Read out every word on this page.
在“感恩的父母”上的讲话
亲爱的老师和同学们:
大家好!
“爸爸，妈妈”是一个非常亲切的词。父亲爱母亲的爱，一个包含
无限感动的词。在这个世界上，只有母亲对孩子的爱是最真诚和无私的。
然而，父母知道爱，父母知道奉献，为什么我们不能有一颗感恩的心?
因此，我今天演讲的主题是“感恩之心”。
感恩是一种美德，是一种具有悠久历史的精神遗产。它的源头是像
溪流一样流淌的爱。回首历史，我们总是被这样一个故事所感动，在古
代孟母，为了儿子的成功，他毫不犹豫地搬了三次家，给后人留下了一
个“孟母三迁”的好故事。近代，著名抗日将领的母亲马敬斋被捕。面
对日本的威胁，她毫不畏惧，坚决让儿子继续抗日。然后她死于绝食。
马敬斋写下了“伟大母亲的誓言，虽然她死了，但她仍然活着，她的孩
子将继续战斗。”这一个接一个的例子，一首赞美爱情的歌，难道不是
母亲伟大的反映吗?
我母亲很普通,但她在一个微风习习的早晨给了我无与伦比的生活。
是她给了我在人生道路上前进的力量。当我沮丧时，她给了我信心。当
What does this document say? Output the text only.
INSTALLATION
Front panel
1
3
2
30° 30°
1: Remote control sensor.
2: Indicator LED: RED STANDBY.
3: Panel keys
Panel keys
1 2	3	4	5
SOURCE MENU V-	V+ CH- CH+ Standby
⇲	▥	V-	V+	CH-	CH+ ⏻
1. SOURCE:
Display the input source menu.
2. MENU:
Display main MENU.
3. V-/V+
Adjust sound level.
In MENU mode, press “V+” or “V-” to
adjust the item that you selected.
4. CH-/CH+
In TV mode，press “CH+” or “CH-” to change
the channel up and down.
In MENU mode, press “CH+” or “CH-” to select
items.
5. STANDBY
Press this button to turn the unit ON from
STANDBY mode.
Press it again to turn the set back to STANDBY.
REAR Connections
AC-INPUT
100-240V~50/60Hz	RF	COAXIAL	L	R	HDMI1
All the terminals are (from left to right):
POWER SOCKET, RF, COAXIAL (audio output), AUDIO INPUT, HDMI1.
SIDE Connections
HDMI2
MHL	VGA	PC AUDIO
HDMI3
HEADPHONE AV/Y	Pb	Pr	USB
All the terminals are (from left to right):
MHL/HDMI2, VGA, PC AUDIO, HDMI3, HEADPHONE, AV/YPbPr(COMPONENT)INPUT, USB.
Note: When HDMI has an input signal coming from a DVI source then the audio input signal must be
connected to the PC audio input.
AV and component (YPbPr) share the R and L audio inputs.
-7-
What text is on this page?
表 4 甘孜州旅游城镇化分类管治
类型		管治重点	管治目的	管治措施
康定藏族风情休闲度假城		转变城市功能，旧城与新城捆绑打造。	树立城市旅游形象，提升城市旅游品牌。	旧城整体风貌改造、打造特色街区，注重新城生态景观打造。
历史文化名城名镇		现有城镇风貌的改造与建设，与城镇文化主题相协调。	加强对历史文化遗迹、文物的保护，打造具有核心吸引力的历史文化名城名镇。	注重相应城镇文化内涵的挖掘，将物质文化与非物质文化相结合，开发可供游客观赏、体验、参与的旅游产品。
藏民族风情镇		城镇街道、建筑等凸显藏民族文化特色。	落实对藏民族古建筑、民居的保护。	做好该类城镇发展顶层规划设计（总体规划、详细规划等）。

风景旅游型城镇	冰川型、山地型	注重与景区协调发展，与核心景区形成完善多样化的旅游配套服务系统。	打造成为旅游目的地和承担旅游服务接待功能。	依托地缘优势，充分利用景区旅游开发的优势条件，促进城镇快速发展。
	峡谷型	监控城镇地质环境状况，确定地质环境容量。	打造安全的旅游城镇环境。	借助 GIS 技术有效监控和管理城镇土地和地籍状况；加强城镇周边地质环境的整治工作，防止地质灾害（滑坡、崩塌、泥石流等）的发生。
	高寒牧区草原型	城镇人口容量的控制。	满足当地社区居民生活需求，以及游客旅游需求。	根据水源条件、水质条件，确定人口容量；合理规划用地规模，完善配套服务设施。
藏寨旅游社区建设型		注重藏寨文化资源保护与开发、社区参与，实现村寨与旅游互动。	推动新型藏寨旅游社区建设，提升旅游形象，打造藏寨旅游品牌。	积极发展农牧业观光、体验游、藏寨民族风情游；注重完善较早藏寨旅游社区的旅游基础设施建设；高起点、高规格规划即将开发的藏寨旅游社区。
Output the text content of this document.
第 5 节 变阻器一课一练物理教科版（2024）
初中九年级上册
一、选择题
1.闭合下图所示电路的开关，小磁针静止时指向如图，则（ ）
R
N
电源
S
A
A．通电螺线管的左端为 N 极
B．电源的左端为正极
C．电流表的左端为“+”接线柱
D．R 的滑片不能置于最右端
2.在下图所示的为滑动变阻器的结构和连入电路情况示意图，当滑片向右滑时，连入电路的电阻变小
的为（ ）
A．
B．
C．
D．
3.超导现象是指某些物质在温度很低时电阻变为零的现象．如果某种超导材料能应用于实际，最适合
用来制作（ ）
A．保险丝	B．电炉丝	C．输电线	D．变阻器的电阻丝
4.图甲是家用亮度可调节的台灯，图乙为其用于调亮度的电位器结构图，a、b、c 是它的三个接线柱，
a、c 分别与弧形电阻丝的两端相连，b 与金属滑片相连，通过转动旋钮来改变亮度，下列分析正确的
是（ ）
============================================================
Set down, exactly and in full, the lines from the one containing "Output the text content of this document." through the end of the entries; no other line belongs.

- [EXERCISE SOLUTION]
Output the text content of this document.
第 5 节 变阻器一课一练物理教科版（2024）
初中九年级上册
一、选择题
1.闭合下图所示电路的开关，小磁针静止时指向如图，则（ ）
R
N
电源
S
A
A．通电螺线管的左端为 N 极
B．电源的左端为正极
C．电流表的左端为“+”接线柱
D．R 的滑片不能置于最右端
2.在下图所示的为滑动变阻器的结构和连入电路情况示意图，当滑片向右滑时，连入电路的电阻变小
的为（ ）
A．
B．
C．
D．
3.超导现象是指某些物质在温度很低时电阻变为零的现象．如果某种超导材料能应用于实际，最适合
用来制作（ ）
A．保险丝	B．电炉丝	C．输电线	D．变阻器的电阻丝
4.图甲是家用亮度可调节的台灯，图乙为其用于调亮度的电位器结构图，a、b、c 是它的三个接线柱，
a、c 分别与弧形电阻丝的两端相连，b 与金属滑片相连，通过转动旋钮来改变亮度，下列分析正确的
是（ ）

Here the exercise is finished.